__WHAT IS EXPECTED__.
Find every line in the records below that holds the word "Type" and copy it.

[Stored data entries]
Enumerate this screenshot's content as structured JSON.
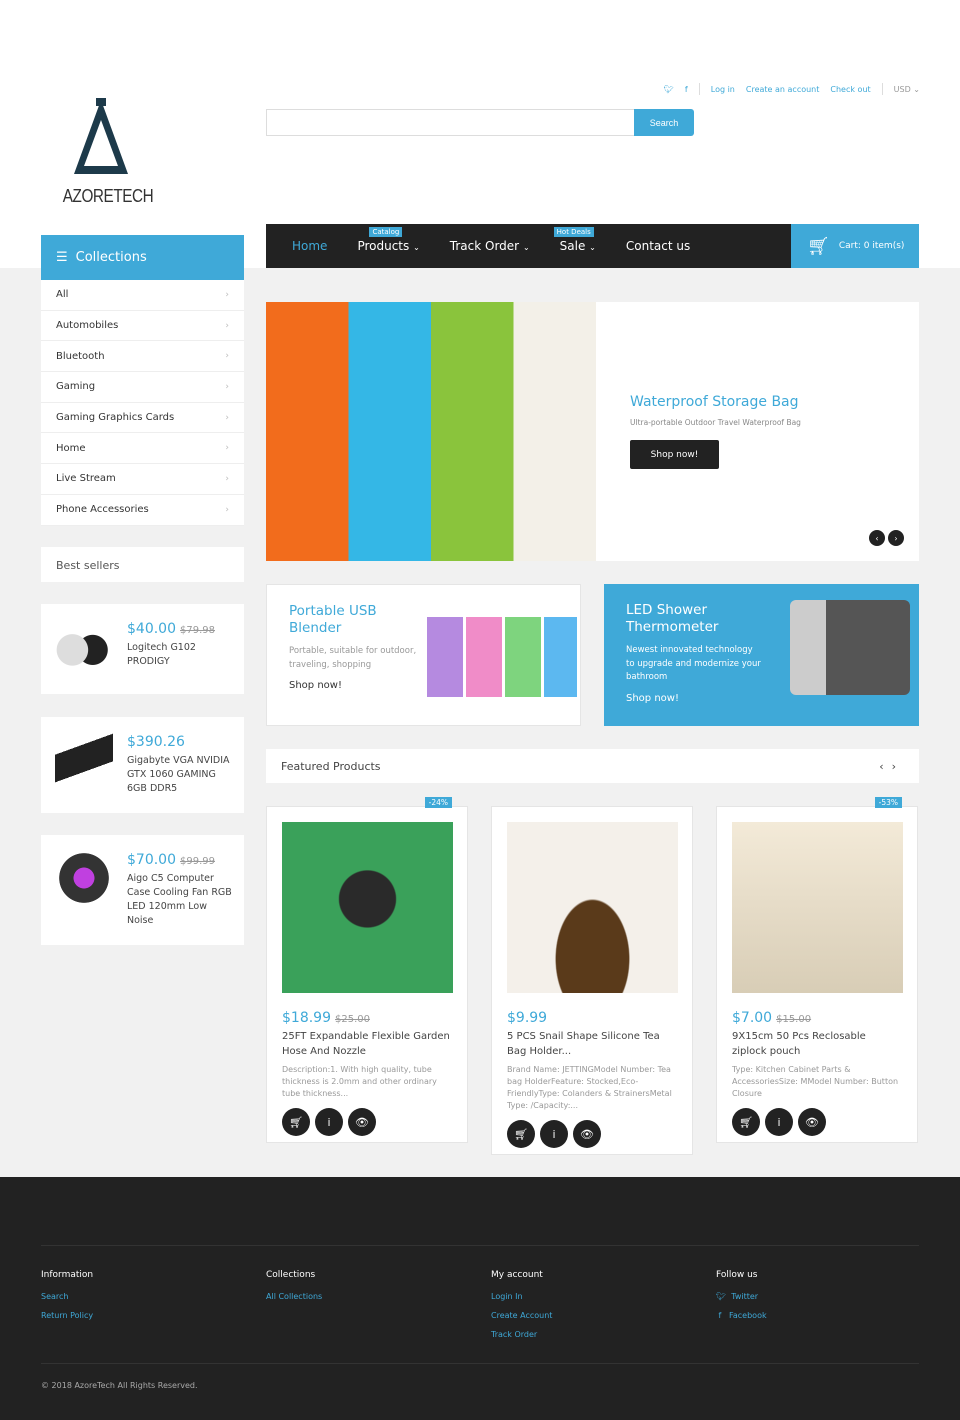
{
  "header": {
    "brand": "AZORETECH",
    "top_links": [
      "Log in",
      "Create an account",
      "Check out"
    ],
    "currency": "USD",
    "search_placeholder": "",
    "search_button": "Search",
    "cart": "Cart: 0 item(s)"
  },
  "nav": [
    {
      "label": "Home",
      "badge": ""
    },
    {
      "label": "Products",
      "badge": "Catalog"
    },
    {
      "label": "Track Order",
      "badge": ""
    },
    {
      "label": "Sale",
      "badge": "Hot Deals"
    },
    {
      "label": "Contact us",
      "badge": ""
    }
  ],
  "sidebar": {
    "title": "Collections",
    "items": [
      "All",
      "Automobiles",
      "Bluetooth",
      "Gaming",
      "Gaming Graphics Cards",
      "Home",
      "Live Stream",
      "Phone Accessories"
    ],
    "best_sellers_title": "Best sellers",
    "best_sellers": [
      {
        "price": "$40.00",
        "old": "$79.98",
        "name": "Logitech G102 PRODIGY"
      },
      {
        "price": "$390.26",
        "old": "",
        "name": "Gigabyte VGA NVIDIA GTX 1060 GAMING 6GB DDR5"
      },
      {
        "price": "$70.00",
        "old": "$99.99",
        "name": "Aigo C5 Computer Case Cooling Fan RGB LED 120mm Low Noise"
      }
    ]
  },
  "slider": {
    "title": "Waterproof Storage Bag",
    "subtitle": "Ultra-portable Outdoor Travel Waterproof Bag",
    "button": "Shop now!"
  },
  "promos": [
    {
      "title": "Portable USB Blender",
      "text": "Portable, suitable for outdoor, traveling, shopping",
      "button": "Shop now!"
    },
    {
      "title": "LED Shower Thermometer",
      "text": "Newest innovated technology to upgrade and modernize your bathroom",
      "button": "Shop now!"
    }
  ],
  "featured": {
    "title": "Featured Products",
    "products": [
      {
        "discount": "-24%",
        "price": "$18.99",
        "old": "$25.00",
        "name": "25FT Expandable Flexible Garden Hose And Nozzle",
        "desc": "Description:1. With high quality, tube thickness is 2.0mm and other ordinary tube thickness..."
      },
      {
        "discount": "",
        "price": "$9.99",
        "old": "",
        "name": "5 PCS Snail Shape Silicone Tea Bag Holder...",
        "desc": "Brand Name: JETTINGModel Number: Tea bag HolderFeature: Stocked,Eco-FriendlyType: Colanders & StrainersMetal Type: /Capacity:..."
      },
      {
        "discount": "-53%",
        "price": "$7.00",
        "old": "$15.00",
        "name": "9X15cm 50 Pcs Reclosable ziplock pouch",
        "desc": "Type: Kitchen Cabinet Parts & AccessoriesSize: MModel Number: Button Closure"
      }
    ]
  },
  "footer": {
    "columns": [
      {
        "title": "Information",
        "links": [
          "Search",
          "Return Policy"
        ]
      },
      {
        "title": "Collections",
        "links": [
          "All Collections"
        ]
      },
      {
        "title": "My account",
        "links": [
          "Login In",
          "Create Account",
          "Track Order"
        ]
      },
      {
        "title": "Follow us",
        "links": [
          "Twitter",
          "Facebook"
        ]
      }
    ],
    "copyright": "© 2018 AzoreTech All Rights Reserved."
  },
  "colors": {
    "accent": "#3fa9d8",
    "dark": "#222222"
  }
}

__COMPLETED EXERCISE__.
        "desc": "Brand Name: JETTINGModel Number: Tea bag HolderFeature: Stocked,Eco-FriendlyType: Colanders & StrainersMetal Type: /Capacity:..."
        "desc": "Type: Kitchen Cabinet Parts & AccessoriesSize: MModel Number: Button Closure"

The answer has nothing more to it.